Dataset>

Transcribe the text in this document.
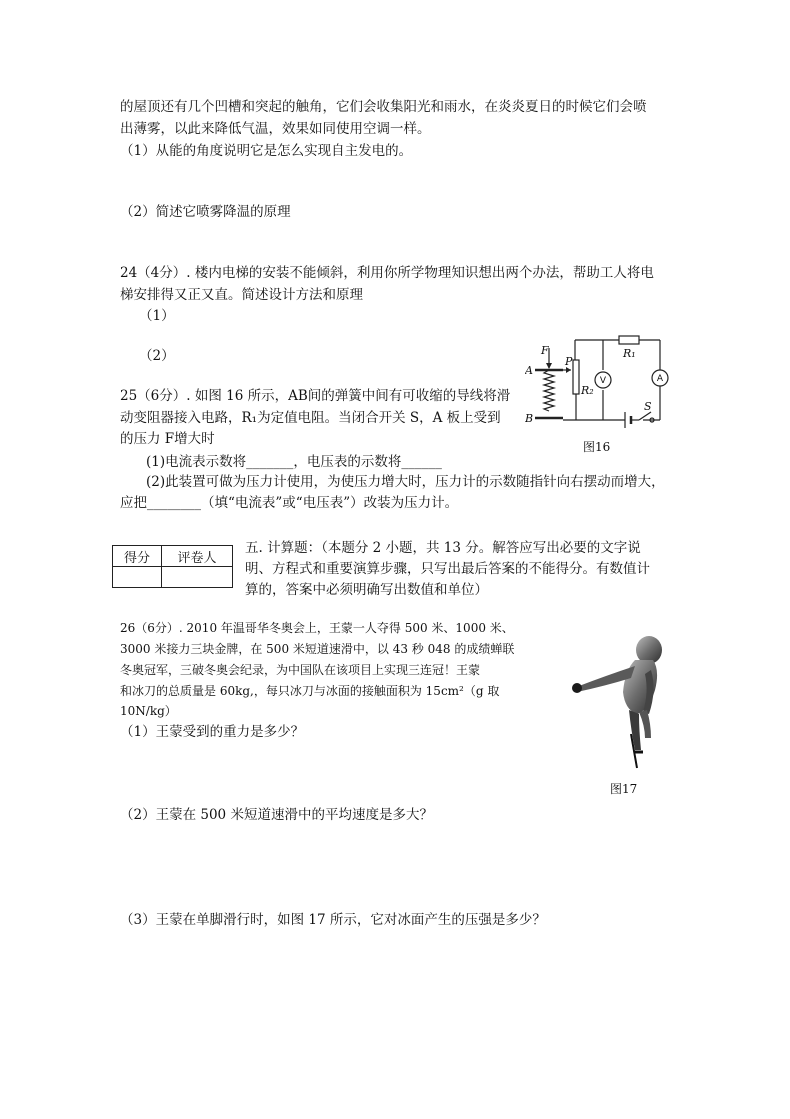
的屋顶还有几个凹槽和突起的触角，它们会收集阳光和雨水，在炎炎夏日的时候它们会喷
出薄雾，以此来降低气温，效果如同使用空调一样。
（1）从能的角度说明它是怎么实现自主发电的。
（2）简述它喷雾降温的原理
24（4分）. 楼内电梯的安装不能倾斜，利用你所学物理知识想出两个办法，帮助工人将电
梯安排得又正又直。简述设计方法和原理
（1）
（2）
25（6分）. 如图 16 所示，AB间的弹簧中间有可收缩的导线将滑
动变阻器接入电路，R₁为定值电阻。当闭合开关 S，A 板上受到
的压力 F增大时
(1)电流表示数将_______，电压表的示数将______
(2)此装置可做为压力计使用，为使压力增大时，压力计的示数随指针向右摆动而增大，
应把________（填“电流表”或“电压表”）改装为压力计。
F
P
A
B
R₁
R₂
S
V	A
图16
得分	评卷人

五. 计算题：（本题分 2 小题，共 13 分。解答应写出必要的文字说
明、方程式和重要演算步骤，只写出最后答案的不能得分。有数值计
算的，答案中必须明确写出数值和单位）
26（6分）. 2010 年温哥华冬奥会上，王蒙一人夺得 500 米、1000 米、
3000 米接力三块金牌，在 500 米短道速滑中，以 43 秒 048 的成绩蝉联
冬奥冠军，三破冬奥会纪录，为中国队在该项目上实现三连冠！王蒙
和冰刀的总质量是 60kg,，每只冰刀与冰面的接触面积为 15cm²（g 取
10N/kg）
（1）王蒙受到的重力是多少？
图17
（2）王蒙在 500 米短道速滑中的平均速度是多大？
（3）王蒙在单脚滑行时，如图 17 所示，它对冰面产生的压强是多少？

Work to do> Skip the pictures, then retype every line above exactly.

Completed exercise>
Transcribe the text in this document.
的屋顶还有几个凹槽和突起的触角，它们会收集阳光和雨水，在炎炎夏日的时候它们会喷
出薄雾，以此来降低气温，效果如同使用空调一样。
（1）从能的角度说明它是怎么实现自主发电的。
（2）简述它喷雾降温的原理
24（4分）. 楼内电梯的安装不能倾斜，利用你所学物理知识想出两个办法，帮助工人将电
梯安排得又正又直。简述设计方法和原理
（1）
（2）
25（6分）. 如图 16 所示，AB间的弹簧中间有可收缩的导线将滑
动变阻器接入电路，R₁为定值电阻。当闭合开关 S，A 板上受到
的压力 F增大时
(1)电流表示数将_______，电压表的示数将______
(2)此装置可做为压力计使用，为使压力增大时，压力计的示数随指针向右摆动而增大，
应把________（填“电流表”或“电压表”）改装为压力计。
F
P
A
B
R₁
R₂
S
V	A
图16
得分	评卷人

五. 计算题：（本题分 2 小题，共 13 分。解答应写出必要的文字说
明、方程式和重要演算步骤，只写出最后答案的不能得分。有数值计
算的，答案中必须明确写出数值和单位）
26（6分）. 2010 年温哥华冬奥会上，王蒙一人夺得 500 米、1000 米、
3000 米接力三块金牌，在 500 米短道速滑中，以 43 秒 048 的成绩蝉联
冬奥冠军，三破冬奥会纪录，为中国队在该项目上实现三连冠！王蒙
和冰刀的总质量是 60kg,，每只冰刀与冰面的接触面积为 15cm²（g 取
10N/kg）
（1）王蒙受到的重力是多少？
图17
（2）王蒙在 500 米短道速滑中的平均速度是多大？
（3）王蒙在单脚滑行时，如图 17 所示，它对冰面产生的压强是多少？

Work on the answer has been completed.